__EXERCISE DIRECTIONS__
Write out each line exactly as it stands, please.

[Saved entries]
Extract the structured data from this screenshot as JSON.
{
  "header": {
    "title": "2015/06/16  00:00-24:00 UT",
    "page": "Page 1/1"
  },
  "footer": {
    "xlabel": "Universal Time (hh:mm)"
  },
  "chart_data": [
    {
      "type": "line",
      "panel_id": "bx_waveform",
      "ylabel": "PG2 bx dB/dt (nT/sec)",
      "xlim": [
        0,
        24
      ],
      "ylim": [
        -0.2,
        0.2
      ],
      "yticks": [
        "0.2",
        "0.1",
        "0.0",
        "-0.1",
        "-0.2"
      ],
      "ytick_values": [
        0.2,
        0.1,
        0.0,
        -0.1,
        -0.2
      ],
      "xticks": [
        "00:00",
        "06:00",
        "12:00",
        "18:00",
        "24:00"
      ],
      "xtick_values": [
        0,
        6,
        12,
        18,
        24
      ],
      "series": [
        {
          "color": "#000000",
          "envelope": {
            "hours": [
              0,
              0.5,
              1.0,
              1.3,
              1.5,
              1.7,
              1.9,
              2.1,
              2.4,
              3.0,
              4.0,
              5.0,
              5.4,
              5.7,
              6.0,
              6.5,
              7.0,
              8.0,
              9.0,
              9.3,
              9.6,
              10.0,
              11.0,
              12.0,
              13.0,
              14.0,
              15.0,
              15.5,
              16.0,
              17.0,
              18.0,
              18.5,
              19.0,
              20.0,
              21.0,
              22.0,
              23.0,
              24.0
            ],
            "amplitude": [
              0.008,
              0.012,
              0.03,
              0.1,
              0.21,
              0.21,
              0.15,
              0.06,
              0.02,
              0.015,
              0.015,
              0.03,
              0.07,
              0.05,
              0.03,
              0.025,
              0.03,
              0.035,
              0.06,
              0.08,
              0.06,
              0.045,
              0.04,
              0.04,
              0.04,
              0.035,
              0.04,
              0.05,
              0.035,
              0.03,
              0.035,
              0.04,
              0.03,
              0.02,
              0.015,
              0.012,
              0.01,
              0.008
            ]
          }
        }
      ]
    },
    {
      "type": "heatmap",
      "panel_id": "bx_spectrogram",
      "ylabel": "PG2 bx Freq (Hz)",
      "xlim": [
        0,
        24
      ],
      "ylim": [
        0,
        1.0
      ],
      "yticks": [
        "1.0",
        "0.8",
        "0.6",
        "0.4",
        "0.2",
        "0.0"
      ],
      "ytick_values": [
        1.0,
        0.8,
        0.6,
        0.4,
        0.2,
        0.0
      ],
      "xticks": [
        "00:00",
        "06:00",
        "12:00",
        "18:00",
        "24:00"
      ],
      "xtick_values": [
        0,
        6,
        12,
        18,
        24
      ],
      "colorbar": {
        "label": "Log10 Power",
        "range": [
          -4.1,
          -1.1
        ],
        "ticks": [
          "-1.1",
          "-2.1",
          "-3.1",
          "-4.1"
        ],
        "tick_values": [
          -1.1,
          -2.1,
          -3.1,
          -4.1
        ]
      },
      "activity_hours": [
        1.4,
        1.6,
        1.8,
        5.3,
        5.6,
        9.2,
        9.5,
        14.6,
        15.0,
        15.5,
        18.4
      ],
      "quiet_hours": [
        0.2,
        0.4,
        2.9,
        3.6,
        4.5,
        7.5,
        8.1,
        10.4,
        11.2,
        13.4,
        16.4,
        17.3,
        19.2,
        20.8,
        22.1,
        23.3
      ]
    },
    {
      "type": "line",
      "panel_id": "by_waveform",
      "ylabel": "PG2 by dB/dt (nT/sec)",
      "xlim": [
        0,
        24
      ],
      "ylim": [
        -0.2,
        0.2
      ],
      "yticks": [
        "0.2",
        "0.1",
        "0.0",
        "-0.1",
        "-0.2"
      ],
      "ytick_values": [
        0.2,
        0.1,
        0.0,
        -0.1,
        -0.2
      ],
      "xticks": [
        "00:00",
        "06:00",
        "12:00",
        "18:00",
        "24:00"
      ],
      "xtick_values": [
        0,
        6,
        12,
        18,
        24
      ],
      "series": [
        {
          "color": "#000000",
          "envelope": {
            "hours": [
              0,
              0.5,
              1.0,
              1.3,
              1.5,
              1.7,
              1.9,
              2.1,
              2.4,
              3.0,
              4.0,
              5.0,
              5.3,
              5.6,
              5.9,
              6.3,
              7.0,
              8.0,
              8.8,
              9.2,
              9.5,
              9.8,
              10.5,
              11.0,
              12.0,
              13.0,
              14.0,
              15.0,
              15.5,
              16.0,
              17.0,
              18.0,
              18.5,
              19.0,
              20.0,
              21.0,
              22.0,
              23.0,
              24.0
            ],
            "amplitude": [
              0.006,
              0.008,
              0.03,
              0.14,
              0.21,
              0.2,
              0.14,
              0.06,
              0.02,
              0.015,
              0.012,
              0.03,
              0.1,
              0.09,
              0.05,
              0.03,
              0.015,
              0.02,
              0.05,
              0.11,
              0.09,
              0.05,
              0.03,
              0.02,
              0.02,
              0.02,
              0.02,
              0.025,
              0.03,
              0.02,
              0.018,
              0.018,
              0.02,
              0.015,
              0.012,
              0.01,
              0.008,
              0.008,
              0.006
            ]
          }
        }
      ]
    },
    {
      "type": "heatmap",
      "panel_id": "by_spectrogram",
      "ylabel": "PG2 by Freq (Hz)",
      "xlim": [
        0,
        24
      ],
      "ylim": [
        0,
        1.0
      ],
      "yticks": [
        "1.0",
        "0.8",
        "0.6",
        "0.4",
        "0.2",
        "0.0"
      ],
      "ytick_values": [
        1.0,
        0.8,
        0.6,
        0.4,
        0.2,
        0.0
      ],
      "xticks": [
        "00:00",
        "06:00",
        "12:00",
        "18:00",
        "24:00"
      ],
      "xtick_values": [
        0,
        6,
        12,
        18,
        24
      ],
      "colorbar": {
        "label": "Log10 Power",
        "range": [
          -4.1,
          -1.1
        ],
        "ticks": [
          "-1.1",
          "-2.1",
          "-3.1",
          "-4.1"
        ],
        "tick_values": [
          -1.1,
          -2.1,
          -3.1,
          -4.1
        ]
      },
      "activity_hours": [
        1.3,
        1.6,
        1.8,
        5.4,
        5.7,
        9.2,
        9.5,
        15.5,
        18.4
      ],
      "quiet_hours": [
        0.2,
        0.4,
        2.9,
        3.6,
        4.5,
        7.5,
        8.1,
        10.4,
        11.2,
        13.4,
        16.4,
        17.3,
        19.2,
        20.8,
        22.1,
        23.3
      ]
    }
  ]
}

__OUTPUT FOR THIS EXERCISE__
Extract the structured data from this screenshot as JSON.
{
  "header": {
    "title": "2015/06/16  00:00-24:00 UT",
    "page": "Page 1/1"
  },
  "footer": {
    "xlabel": "Universal Time (hh:mm)"
  },
  "chart_data": [
    {
      "type": "line",
      "panel_id": "bx_waveform",
      "ylabel": "PG2 bx dB/dt (nT/sec)",
      "xlim": [
        0,
        24
      ],
      "ylim": [
        -0.2,
        0.2
      ],
      "yticks": [
        "0.2",
        "0.1",
        "0.0",
        "-0.1",
        "-0.2"
      ],
      "ytick_values": [
        0.2,
        0.1,
        0.0,
        -0.1,
        -0.2
      ],
      "xticks": [
        "00:00",
        "06:00",
        "12:00",
        "18:00",
        "24:00"
      ],
      "xtick_values": [
        0,
        6,
        12,
        18,
        24
      ],
      "series": [
        {
          "color": "#000000",
          "envelope": {
            "hours": [
              0,
              0.5,
              1.0,
              1.3,
              1.5,
              1.7,
              1.9,
              2.1,
              2.4,
              3.0,
              4.0,
              5.0,
              5.4,
              5.7,
              6.0,
              6.5,
              7.0,
              8.0,
              9.0,
              9.3,
              9.6,
              10.0,
              11.0,
              12.0,
              13.0,
              14.0,
              15.0,
              15.5,
              16.0,
              17.0,
              18.0,
              18.5,
              19.0,
              20.0,
              21.0,
              22.0,
              23.0,
              24.0
            ],
            "amplitude": [
              0.008,
              0.012,
              0.03,
              0.1,
              0.21,
              0.21,
              0.15,
              0.06,
              0.02,
              0.015,
              0.015,
              0.03,
              0.07,
              0.05,
              0.03,
              0.025,
              0.03,
              0.035,
              0.06,
              0.08,
              0.06,
              0.045,
              0.04,
              0.04,
              0.04,
              0.035,
              0.04,
              0.05,
              0.035,
              0.03,
              0.035,
              0.04,
              0.03,
              0.02,
              0.015,
              0.012,
              0.01,
              0.008
            ]
          }
        }
      ]
    },
    {
      "type": "heatmap",
      "panel_id": "bx_spectrogram",
      "ylabel": "PG2 bx Freq (Hz)",
      "xlim": [
        0,
        24
      ],
      "ylim": [
        0,
        1.0
      ],
      "yticks": [
        "1.0",
        "0.8",
        "0.6",
        "0.4",
        "0.2",
        "0.0"
      ],
      "ytick_values": [
        1.0,
        0.8,
        0.6,
        0.4,
        0.2,
        0.0
      ],
      "xticks": [
        "00:00",
        "06:00",
        "12:00",
        "18:00",
        "24:00"
      ],
      "xtick_values": [
        0,
        6,
        12,
        18,
        24
      ],
      "colorbar": {
        "label": "Log10 Power",
        "range": [
          -4.1,
          -1.1
        ],
        "ticks": [
          "-1.1",
          "-2.1",
          "-3.1",
          "-4.1"
        ],
        "tick_values": [
          -1.1,
          -2.1,
          -3.1,
          -4.1
        ]
      },
      "activity_hours": [
        1.4,
        1.6,
        1.8,
        5.3,
        5.6,
        9.2,
        9.5,
        14.6,
        15.0,
        15.5,
        18.4
      ],
      "quiet_hours": [
        0.2,
        0.4,
        2.9,
        3.6,
        4.5,
        7.5,
        8.1,
        10.4,
        11.2,
        13.4,
        16.4,
        17.3,
        19.2,
        20.8,
        22.1,
        23.3
      ]
    },
    {
      "type": "line",
      "panel_id": "by_waveform",
      "ylabel": "PG2 by dB/dt (nT/sec)",
      "xlim": [
        0,
        24
      ],
      "ylim": [
        -0.2,
        0.2
      ],
      "yticks": [
        "0.2",
        "0.1",
        "0.0",
        "-0.1",
        "-0.2"
      ],
      "ytick_values": [
        0.2,
        0.1,
        0.0,
        -0.1,
        -0.2
      ],
      "xticks": [
        "00:00",
        "06:00",
        "12:00",
        "18:00",
        "24:00"
      ],
      "xtick_values": [
        0,
        6,
        12,
        18,
        24
      ],
      "series": [
        {
          "color": "#000000",
          "envelope": {
            "hours": [
              0,
              0.5,
              1.0,
              1.3,
              1.5,
              1.7,
              1.9,
              2.1,
              2.4,
              3.0,
              4.0,
              5.0,
              5.3,
              5.6,
              5.9,
              6.3,
              7.0,
              8.0,
              8.8,
              9.2,
              9.5,
              9.8,
              10.5,
              11.0,
              12.0,
              13.0,
              14.0,
              15.0,
              15.5,
              16.0,
              17.0,
              18.0,
              18.5,
              19.0,
              20.0,
              21.0,
              22.0,
              23.0,
              24.0
            ],
            "amplitude": [
              0.006,
              0.008,
              0.03,
              0.14,
              0.21,
              0.2,
              0.14,
              0.06,
              0.02,
              0.015,
              0.012,
              0.03,
              0.1,
              0.09,
              0.05,
              0.03,
              0.015,
              0.02,
              0.05,
              0.11,
              0.09,
              0.05,
              0.03,
              0.02,
              0.02,
              0.02,
              0.02,
              0.025,
              0.03,
              0.02,
              0.018,
              0.018,
              0.02,
              0.015,
              0.012,
              0.01,
              0.008,
              0.008,
              0.006
            ]
          }
        }
      ]
    },
    {
      "type": "heatmap",
      "panel_id": "by_spectrogram",
      "ylabel": "PG2 by Freq (Hz)",
      "xlim": [
        0,
        24
      ],
      "ylim": [
        0,
        1.0
      ],
      "yticks": [
        "1.0",
        "0.8",
        "0.6",
        "0.4",
        "0.2",
        "0.0"
      ],
      "ytick_values": [
        1.0,
        0.8,
        0.6,
        0.4,
        0.2,
        0.0
      ],
      "xticks": [
        "00:00",
        "06:00",
        "12:00",
        "18:00",
        "24:00"
      ],
      "xtick_values": [
        0,
        6,
        12,
        18,
        24
      ],
      "colorbar": {
        "label": "Log10 Power",
        "range": [
          -4.1,
          -1.1
        ],
        "ticks": [
          "-1.1",
          "-2.1",
          "-3.1",
          "-4.1"
        ],
        "tick_values": [
          -1.1,
          -2.1,
          -3.1,
          -4.1
        ]
      },
      "activity_hours": [
        1.3,
        1.6,
        1.8,
        5.4,
        5.7,
        9.2,
        9.5,
        15.5,
        18.4
      ],
      "quiet_hours": [
        0.2,
        0.4,
        2.9,
        3.6,
        4.5,
        7.5,
        8.1,
        10.4,
        11.2,
        13.4,
        16.4,
        17.3,
        19.2,
        20.8,
        22.1,
        23.3
      ]
    }
  ]
}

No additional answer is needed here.